Aim:
Copy out all lines in the data below containing the string "Merci".

-*-

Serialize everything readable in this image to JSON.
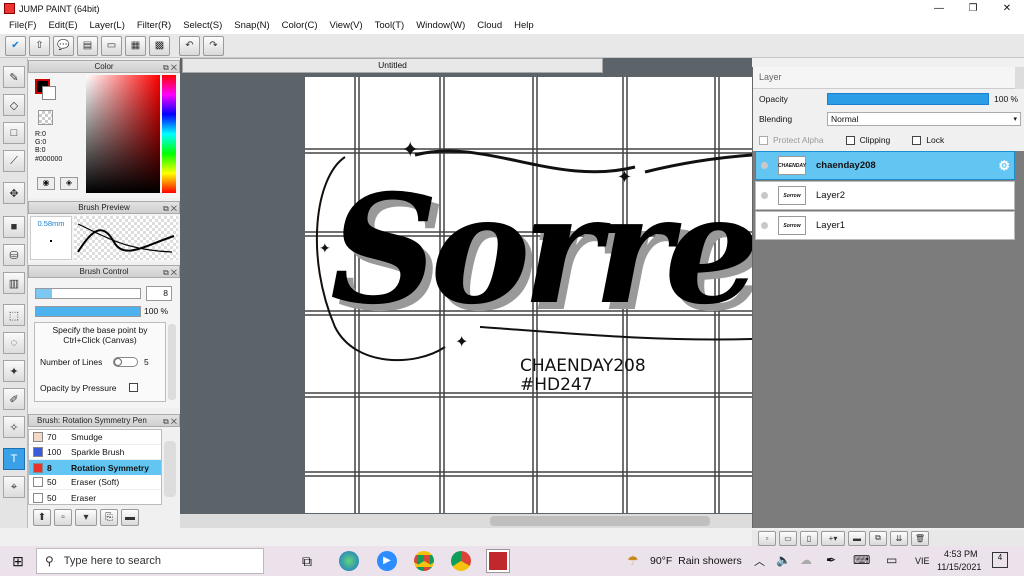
{
  "window": {
    "title": "JUMP PAINT (64bit)"
  },
  "menu": [
    "File(F)",
    "Edit(E)",
    "Layer(L)",
    "Filter(R)",
    "Select(S)",
    "Snap(N)",
    "Color(C)",
    "View(V)",
    "Tool(T)",
    "Window(W)",
    "Cloud",
    "Help"
  ],
  "color_panel": {
    "title": "Color",
    "r": "R:0",
    "g": "G:0",
    "b": "B:0",
    "hex": "#000000",
    "current_color": "#000000"
  },
  "brush_preview": {
    "title": "Brush Preview",
    "size": "0.58mm"
  },
  "brush_control": {
    "title": "Brush Control",
    "size_value": "8",
    "opacity_value": "100 %",
    "hint": "Specify the base point by Ctrl+Click (Canvas)",
    "lines_label": "Number of Lines",
    "lines_value": "5",
    "pressure_label": "Opacity by Pressure"
  },
  "brush_list": {
    "title": "Brush: Rotation Symmetry Pen",
    "items": [
      {
        "size": "70",
        "name": "Smudge",
        "color": "#f3d9c6"
      },
      {
        "size": "100",
        "name": "Sparkle Brush",
        "color": "#3b5bdc"
      },
      {
        "size": "8",
        "name": "Rotation Symmetry",
        "color": "#e8332c"
      },
      {
        "size": "50",
        "name": "Eraser (Soft)",
        "color": "#ffffff"
      },
      {
        "size": "50",
        "name": "Eraser",
        "color": "#ffffff"
      }
    ]
  },
  "document": {
    "tab": "Untitled",
    "text_line1": "CHAENDAY208",
    "text_line2": "#HD247",
    "script_word": "Sorre"
  },
  "layer_panel": {
    "title": "Layer",
    "opacity_label": "Opacity",
    "opacity_value": "100 %",
    "blending_label": "Blending",
    "blending_value": "Normal",
    "protect_alpha": "Protect Alpha",
    "clipping": "Clipping",
    "lock": "Lock",
    "layers": [
      {
        "name": "chaenday208",
        "thumb": "CHAENDAY"
      },
      {
        "name": "Layer2",
        "thumb": "Sorrow"
      },
      {
        "name": "Layer1",
        "thumb": "Sorrow"
      }
    ]
  },
  "taskbar": {
    "search_placeholder": "Type here to search",
    "weather": "90°F  Rain showers",
    "lang": "VIE",
    "time": "4:53 PM",
    "date": "11/15/2021",
    "notif_count": "4"
  }
}
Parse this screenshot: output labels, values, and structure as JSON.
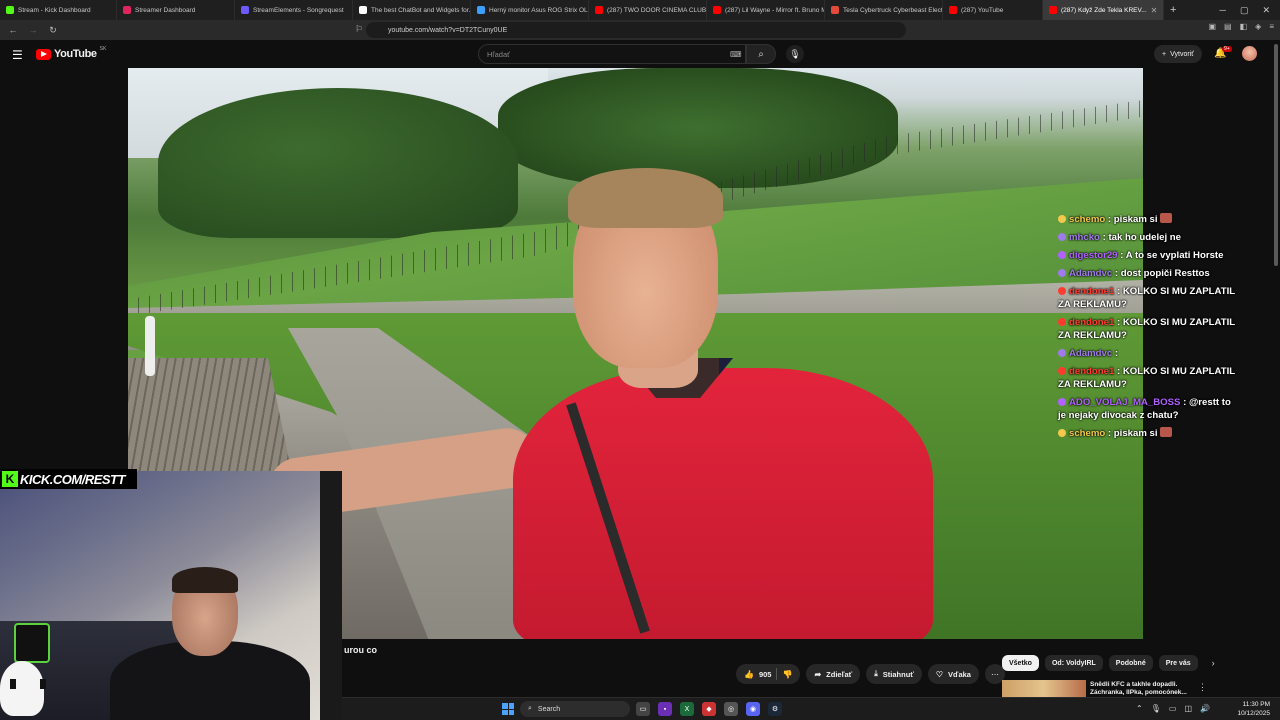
{
  "browser": {
    "tabs": [
      {
        "label": "Stream - Kick Dashboard",
        "color": "#53fc18"
      },
      {
        "label": "Streamer Dashboard",
        "color": "#e0245e"
      },
      {
        "label": "StreamElements - Songrequest",
        "color": "#6b5bff"
      },
      {
        "label": "The best ChatBot and Widgets for...",
        "color": "#ffffff"
      },
      {
        "label": "Herný monitor Asus ROG Strix OLE...",
        "color": "#3aa0ff"
      },
      {
        "label": "(287) TWO DOOR CINEMA CLUB |...",
        "color": "#ff0000"
      },
      {
        "label": "(287) Lil Wayne - Mirror ft. Bruno M...",
        "color": "#ff0000"
      },
      {
        "label": "Tesla Cybertruck Cyberbeast Electr...",
        "color": "#e34a3a"
      },
      {
        "label": "(287) YouTube",
        "color": "#ff0000"
      },
      {
        "label": "(287) Když Zde Tekla KREV...",
        "color": "#ff0000",
        "active": true
      }
    ],
    "url": "youtube.com/watch?v=DT2TCuny0UE"
  },
  "youtube": {
    "logo_text": "YouTube",
    "region": "SK",
    "search_placeholder": "Hľadať",
    "create_label": "Vytvoriť",
    "notif_count": "9+"
  },
  "chat": [
    {
      "user": "schemo",
      "color": "#f2c94c",
      "text": "piskam si",
      "emote": true
    },
    {
      "user": "mhcko",
      "color": "#9f7aea",
      "text": "tak ho udelej ne"
    },
    {
      "user": "digestor29",
      "color": "#b061ff",
      "text": "A to se vyplati Horste"
    },
    {
      "user": "Adamdvc",
      "color": "#9f7aea",
      "text": "dost popiči Resttos"
    },
    {
      "user": "dendone1",
      "color": "#ff3b30",
      "text": "KOLKO SI MU ZAPLATIL ZA REKLAMU?"
    },
    {
      "user": "dendone1",
      "color": "#ff3b30",
      "text": "KOLKO SI MU ZAPLATIL ZA REKLAMU?"
    },
    {
      "user": "Adamdvc",
      "color": "#9f7aea",
      "text": ""
    },
    {
      "user": "dendone1",
      "color": "#ff3b30",
      "text": "KOLKO SI MU ZAPLATIL ZA REKLAMU?"
    },
    {
      "user": "ADO_VOLAJ_MA_BOSS",
      "color": "#b061ff",
      "text": "@restt to je nejaky divocak z chatu?"
    },
    {
      "user": "schemo",
      "color": "#f2c94c",
      "text": "piskam si",
      "emote": true
    }
  ],
  "overlay": {
    "kick_text": "KICK.COM/RESTT"
  },
  "video_meta": {
    "title_fragment": "urou co",
    "like_count": "905",
    "share_label": "Zdieľať",
    "download_label": "Stiahnuť",
    "thanks_label": "Vďaka"
  },
  "chips": [
    "Všetko",
    "Od: VoldyIRL",
    "Podobné",
    "Pre vás"
  ],
  "recommendation": {
    "title": "Snědli KFC a takhle dopadli. Záchranka, IIPka, pomocónek..."
  },
  "taskbar": {
    "search_label": "Search",
    "time": "11:30 PM",
    "date": "10/12/2025"
  }
}
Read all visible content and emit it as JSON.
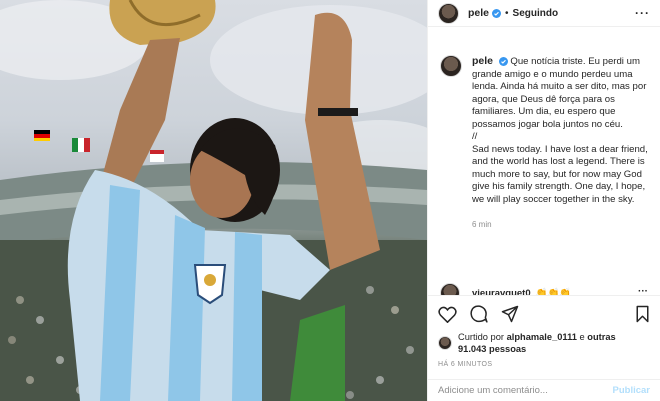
{
  "header": {
    "username": "pele",
    "separator": "•",
    "follow_status": "Seguindo",
    "more": "···"
  },
  "caption": {
    "username": "pele",
    "paragraph_pt": "Que notícia triste. Eu perdi um grande amigo e o mundo perdeu uma lenda. Ainda há muito a ser dito, mas por agora, que Deus dê força para os familiares. Um dia, eu espero que possamos jogar bola juntos no céu.",
    "divider": "//",
    "paragraph_en": "Sad news today. I have lost a dear friend, and the world has lost a legend. There is much more to say, but for now may God give his family strength. One day, I hope, we will play soccer together in the sky.",
    "time": "6 min"
  },
  "comment_peek": {
    "username": "vieuravquet0",
    "emoji": "👏👏👏",
    "more": "···"
  },
  "icons": {
    "like": "heart-icon",
    "comment": "comment-icon",
    "share": "share-icon",
    "save": "bookmark-icon"
  },
  "likes": {
    "prefix": "Curtido por",
    "user": "alphamale_0111",
    "and": "e",
    "others": "outras 91.043 pessoas"
  },
  "posted_ago": "HÁ 6 MINUTOS",
  "comment_box": {
    "placeholder": "Adicione um comentário...",
    "publish": "Publicar"
  },
  "colors": {
    "verified": "#3897f0",
    "text": "#262626",
    "muted": "#8e8e8e",
    "publish_disabled": "#b2dffc",
    "shirt_blue": "#8fc6e8"
  }
}
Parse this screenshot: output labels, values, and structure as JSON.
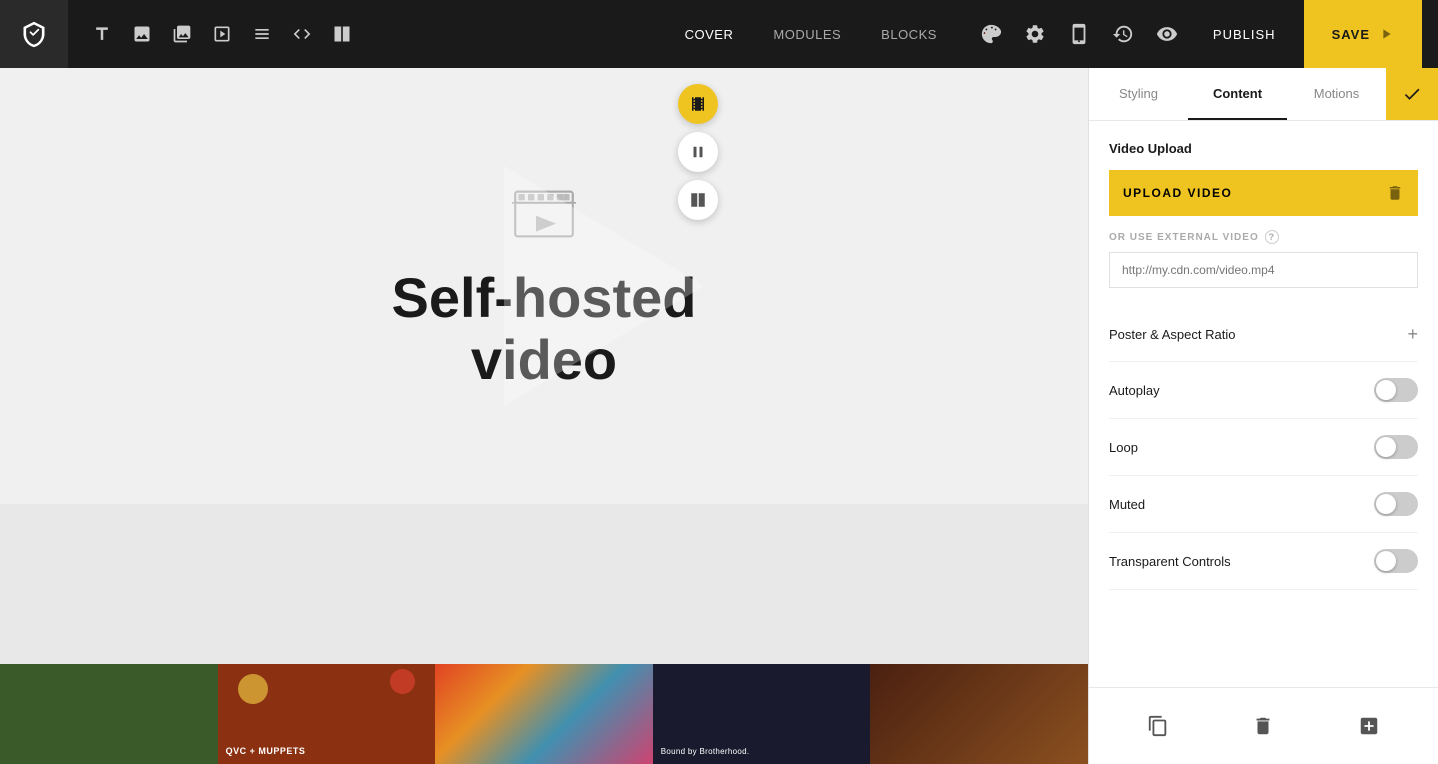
{
  "navbar": {
    "logo_alt": "Logo",
    "nav_links": [
      {
        "id": "cover",
        "label": "COVER",
        "active": true
      },
      {
        "id": "modules",
        "label": "MODULES",
        "active": false
      },
      {
        "id": "blocks",
        "label": "BLOCKS",
        "active": false
      }
    ],
    "publish_label": "PUBLISH",
    "save_label": "SAVE"
  },
  "tools": [
    {
      "id": "text",
      "icon": "T"
    },
    {
      "id": "image",
      "icon": "img"
    },
    {
      "id": "gallery",
      "icon": "gallery"
    },
    {
      "id": "slideshow",
      "icon": "slideshow"
    },
    {
      "id": "layout",
      "icon": "layout"
    },
    {
      "id": "embed",
      "icon": "embed"
    },
    {
      "id": "columns",
      "icon": "columns"
    }
  ],
  "canvas": {
    "video_title_line1": "Self-hosted",
    "video_title_line2": "video"
  },
  "right_tools": [
    {
      "id": "video",
      "active": true
    },
    {
      "id": "pause",
      "active": false
    },
    {
      "id": "split",
      "active": false
    }
  ],
  "thumbnails": [
    {
      "id": "thumb-1",
      "label": "",
      "color": "#2d4a1e"
    },
    {
      "id": "thumb-2",
      "label": "QVC + MUPPETS",
      "color": "#8b3010"
    },
    {
      "id": "thumb-3",
      "label": "",
      "color": "#d4502a"
    },
    {
      "id": "thumb-4",
      "label": "Bound by Brotherhood.",
      "color": "#1a1a2e"
    },
    {
      "id": "thumb-5",
      "label": "",
      "color": "#2a1a10"
    }
  ],
  "panel": {
    "tabs": [
      {
        "id": "styling",
        "label": "Styling",
        "active": false
      },
      {
        "id": "content",
        "label": "Content",
        "active": true
      },
      {
        "id": "motions",
        "label": "Motions",
        "active": false
      }
    ],
    "confirm_icon": "✓",
    "sections": {
      "video_upload": {
        "title": "Video Upload",
        "upload_btn_label": "UPLOAD VIDEO",
        "external_video_label": "OR USE EXTERNAL VIDEO",
        "url_placeholder": "http://my.cdn.com/video.mp4"
      },
      "poster_aspect": {
        "label": "Poster & Aspect Ratio"
      },
      "autoplay": {
        "label": "Autoplay",
        "enabled": false
      },
      "loop": {
        "label": "Loop",
        "enabled": false
      },
      "muted": {
        "label": "Muted",
        "enabled": false
      },
      "transparent_controls": {
        "label": "Transparent Controls",
        "enabled": false
      }
    },
    "footer": {
      "duplicate_icon": "duplicate",
      "trash_icon": "trash",
      "add_icon": "add"
    }
  }
}
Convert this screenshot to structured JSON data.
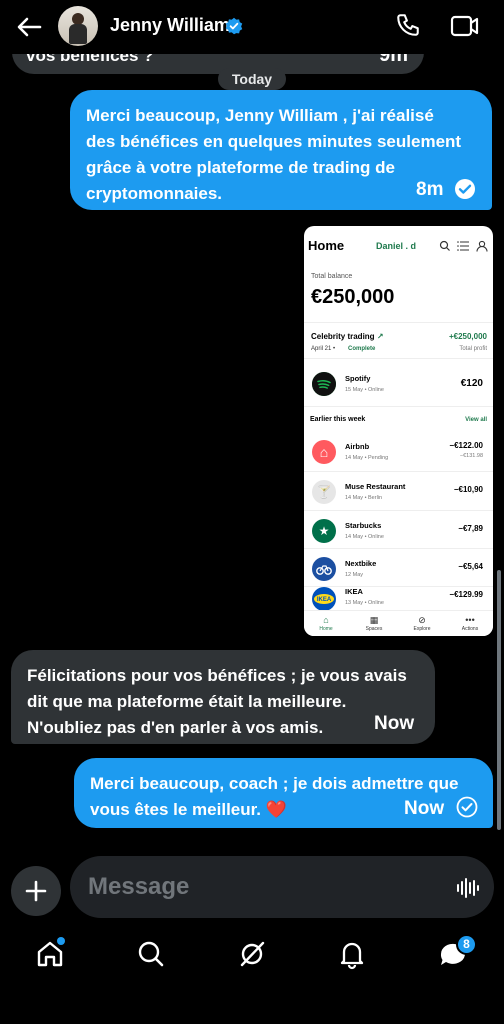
{
  "header": {
    "contact_name": "Jenny William"
  },
  "messages": [
    {
      "direction": "in",
      "text": "vos bénéfices ?",
      "time": "9m"
    },
    {
      "type": "separator",
      "label": "Today"
    },
    {
      "direction": "out",
      "lines": [
        "Merci beaucoup, Jenny William , j'ai réalisé",
        "des bénéfices en quelques minutes seulement",
        "grâce à votre plateforme de trading de",
        "cryptomonnaies."
      ],
      "time": "8m",
      "status": "read"
    },
    {
      "direction": "out",
      "type": "image"
    },
    {
      "direction": "in",
      "lines": [
        "Félicitations pour vos bénéfices ; je vous avais",
        "dit que ma plateforme était la meilleure.",
        "N'oubliez pas d'en parler à vos amis."
      ],
      "time": "Now"
    },
    {
      "direction": "out",
      "lines": [
        "Merci beaucoup, coach ; je dois admettre que",
        "vous êtes le meilleur. ❤️"
      ],
      "time": "Now",
      "status": "sent"
    }
  ],
  "screenshot": {
    "page_title": "Home",
    "user": "Daniel . d",
    "total_balance_label": "Total balance",
    "total_balance": "€250,000",
    "celebrity_trading": "Celebrity trading",
    "celebrity_amount": "+€250,000",
    "celebrity_date": "April 21",
    "celebrity_status": "Complete",
    "celebrity_sub": "Total profit",
    "featured": {
      "name": "Spotify",
      "sub": "15 May  •  Online",
      "amount": "€120"
    },
    "earlier_label": "Earlier this week",
    "view_all": "View all",
    "transactions": [
      {
        "name": "Airbnb",
        "sub": "14 May  •  Pending",
        "amount": "−€122.00",
        "amount2": "−€131.98",
        "color": "#ff5a5f",
        "glyph": "⌂"
      },
      {
        "name": "Muse Restaurant",
        "sub": "14 May  •  Berlin",
        "amount": "−€10,90",
        "color": "#e6e6e6",
        "glyph": "🍸"
      },
      {
        "name": "Starbucks",
        "sub": "14 May  •  Online",
        "amount": "−€7,89",
        "color": "#00704a",
        "glyph": "★"
      },
      {
        "name": "Nextbike",
        "sub": "12 May",
        "amount": "−€5,64",
        "color": "#1c4fa1",
        "glyph": "⚲"
      },
      {
        "name": "IKEA",
        "sub": "13 May  •  Online",
        "amount": "−€129.99",
        "color": "#0051ba",
        "glyph": "IKEA"
      }
    ],
    "nav": [
      "Home",
      "Spaces",
      "Explore",
      "Actions"
    ]
  },
  "composer": {
    "placeholder": "Message"
  },
  "bottom_nav": {
    "messages_badge": "8"
  },
  "colors": {
    "accent": "#1d9bf0",
    "incoming_bubble": "#2f3336",
    "background": "#000000"
  }
}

-*-

Output of the exercise:
        "Merci beaucoup, Jenny William , j'ai réalisé",
        "Merci beaucoup, coach ; je dois admettre que",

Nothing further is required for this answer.